### STATED GOAL
Write out the material exactly, without any of its pictures.

### INPUT
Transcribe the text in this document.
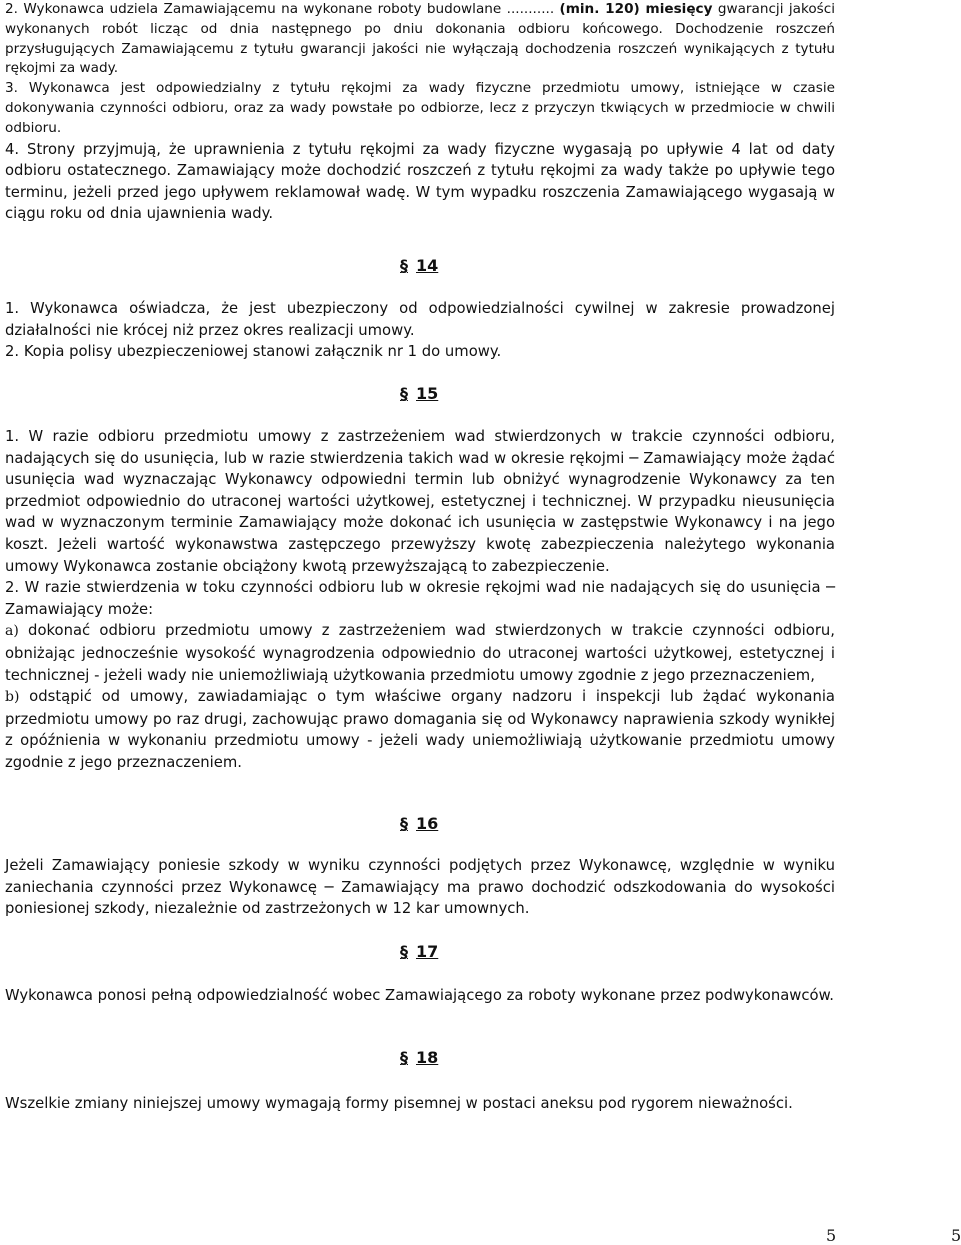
2. Wykonawca udziela Zamawiającemu na wykonane roboty budowlane ........... (min. 120) miesięcy gwarancji jakości wykonanych robót licząc od dnia następnego po dniu dokonania odbioru końcowego. Dochodzenie roszczeń przysługujących Zamawiającemu z tytułu gwarancji jakości nie wyłączają dochodzenia roszczeń wynikających z tytułu rękojmi za wady.

3. Wykonawca jest odpowiedzialny z tytułu rękojmi za wady fizyczne przedmiotu umowy, istniejące w czasie dokonywania czynności odbioru, oraz za wady powstałe po odbiorze, lecz z przyczyn tkwiących w przedmiocie w chwili odbioru.

4. Strony przyjmują, że uprawnienia z tytułu rękojmi za wady fizyczne wygasają po upływie 4 lat od daty odbioru ostatecznego. Zamawiający może dochodzić roszczeń z tytułu rękojmi za wady także po upływie tego terminu, jeżeli przed jego upływem reklamował wadę. W tym wypadku roszczenia Zamawiającego wygasają w ciągu roku od dnia ujawnienia wady.

§ 14

1. Wykonawca oświadcza, że jest ubezpieczony od odpowiedzialności cywilnej w zakresie prowadzonej działalności nie krócej niż przez okres realizacji umowy.

2. Kopia polisy ubezpieczeniowej stanowi załącznik nr 1 do umowy.

§ 15

1. W razie odbioru przedmiotu umowy z zastrzeżeniem wad stwierdzonych w trakcie czynności odbioru, nadających się do usunięcia, lub w razie stwierdzenia takich wad w okresie rękojmi ─ Zamawiający może żądać usunięcia wad wyznaczając Wykonawcy odpowiedni termin lub obniżyć wynagrodzenie Wykonawcy za ten przedmiot odpowiednio do utraconej wartości użytkowej, estetycznej i technicznej. W przypadku nieusunięcia wad w wyznaczonym terminie Zamawiający może dokonać ich usunięcia w zastępstwie Wykonawcy i na jego koszt. Jeżeli wartość wykonawstwa zastępczego przewyższy kwotę zabezpieczenia należytego wykonania umowy Wykonawca zostanie obciążony kwotą przewyższającą to zabezpieczenie.

2. W razie stwierdzenia w toku czynności odbioru lub w okresie rękojmi wad nie nadających się do usunięcia ─ Zamawiający może:

a) dokonać odbioru przedmiotu umowy z zastrzeżeniem wad stwierdzonych w trakcie czynności odbioru, obniżając jednocześnie wysokość wynagrodzenia odpowiednio do utraconej wartości użytkowej, estetycznej i technicznej - jeżeli wady nie uniemożliwiają użytkowania przedmiotu umowy zgodnie z jego przeznaczeniem,

b) odstąpić od umowy, zawiadamiając o tym właściwe organy nadzoru i inspekcji lub żądać wykonania przedmiotu umowy po raz drugi, zachowując prawo domagania się od Wykonawcy naprawienia szkody wynikłej z opóźnienia w wykonaniu przedmiotu umowy - jeżeli wady uniemożliwiają użytkowanie przedmiotu umowy zgodnie z jego przeznaczeniem.

§ 16

Jeżeli Zamawiający poniesie szkody w wyniku czynności podjętych przez Wykonawcę, względnie w wyniku zaniechania czynności przez Wykonawcę ─ Zamawiający ma prawo dochodzić odszkodowania do wysokości poniesionej szkody, niezależnie od zastrzeżonych w 12 kar umownych.

§ 17

Wykonawca ponosi pełną odpowiedzialność wobec Zamawiającego za roboty wykonane przez podwykonawców.

§ 18

Wszelkie zmiany niniejszej umowy wymagają formy pisemnej w postaci aneksu pod rygorem nieważności.

5	5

### ANSWER TO THIS PROBLEM
Transcribe the text in this document.
2. Wykonawca udziela Zamawiającemu na wykonane roboty budowlane ........... (min. 120) miesięcy gwarancji jakości wykonanych robót licząc od dnia następnego po dniu dokonania odbioru końcowego. Dochodzenie roszczeń przysługujących Zamawiającemu z tytułu gwarancji jakości nie wyłączają dochodzenia roszczeń wynikających z tytułu rękojmi za wady.

3. Wykonawca jest odpowiedzialny z tytułu rękojmi za wady fizyczne przedmiotu umowy, istniejące w czasie dokonywania czynności odbioru, oraz za wady powstałe po odbiorze, lecz z przyczyn tkwiących w przedmiocie w chwili odbioru.

4. Strony przyjmują, że uprawnienia z tytułu rękojmi za wady fizyczne wygasają po upływie 4 lat od daty odbioru ostatecznego. Zamawiający może dochodzić roszczeń z tytułu rękojmi za wady także po upływie tego terminu, jeżeli przed jego upływem reklamował wadę. W tym wypadku roszczenia Zamawiającego wygasają w ciągu roku od dnia ujawnienia wady.

§ 14

1. Wykonawca oświadcza, że jest ubezpieczony od odpowiedzialności cywilnej w zakresie prowadzonej działalności nie krócej niż przez okres realizacji umowy.

2. Kopia polisy ubezpieczeniowej stanowi załącznik nr 1 do umowy.

§ 15

1. W razie odbioru przedmiotu umowy z zastrzeżeniem wad stwierdzonych w trakcie czynności odbioru, nadających się do usunięcia, lub w razie stwierdzenia takich wad w okresie rękojmi ─ Zamawiający może żądać usunięcia wad wyznaczając Wykonawcy odpowiedni termin lub obniżyć wynagrodzenie Wykonawcy za ten przedmiot odpowiednio do utraconej wartości użytkowej, estetycznej i technicznej. W przypadku nieusunięcia wad w wyznaczonym terminie Zamawiający może dokonać ich usunięcia w zastępstwie Wykonawcy i na jego koszt. Jeżeli wartość wykonawstwa zastępczego przewyższy kwotę zabezpieczenia należytego wykonania umowy Wykonawca zostanie obciążony kwotą przewyższającą to zabezpieczenie.

2. W razie stwierdzenia w toku czynności odbioru lub w okresie rękojmi wad nie nadających się do usunięcia ─ Zamawiający może:

a) dokonać odbioru przedmiotu umowy z zastrzeżeniem wad stwierdzonych w trakcie czynności odbioru, obniżając jednocześnie wysokość wynagrodzenia odpowiednio do utraconej wartości użytkowej, estetycznej i technicznej - jeżeli wady nie uniemożliwiają użytkowania przedmiotu umowy zgodnie z jego przeznaczeniem,

b) odstąpić od umowy, zawiadamiając o tym właściwe organy nadzoru i inspekcji lub żądać wykonania przedmiotu umowy po raz drugi, zachowując prawo domagania się od Wykonawcy naprawienia szkody wynikłej z opóźnienia w wykonaniu przedmiotu umowy - jeżeli wady uniemożliwiają użytkowanie przedmiotu umowy zgodnie z jego przeznaczeniem.

§ 16

Jeżeli Zamawiający poniesie szkody w wyniku czynności podjętych przez Wykonawcę, względnie w wyniku zaniechania czynności przez Wykonawcę ─ Zamawiający ma prawo dochodzić odszkodowania do wysokości poniesionej szkody, niezależnie od zastrzeżonych w 12 kar umownych.

§ 17

Wykonawca ponosi pełną odpowiedzialność wobec Zamawiającego za roboty wykonane przez podwykonawców.

§ 18

Wszelkie zmiany niniejszej umowy wymagają formy pisemnej w postaci aneksu pod rygorem nieważności.

5	5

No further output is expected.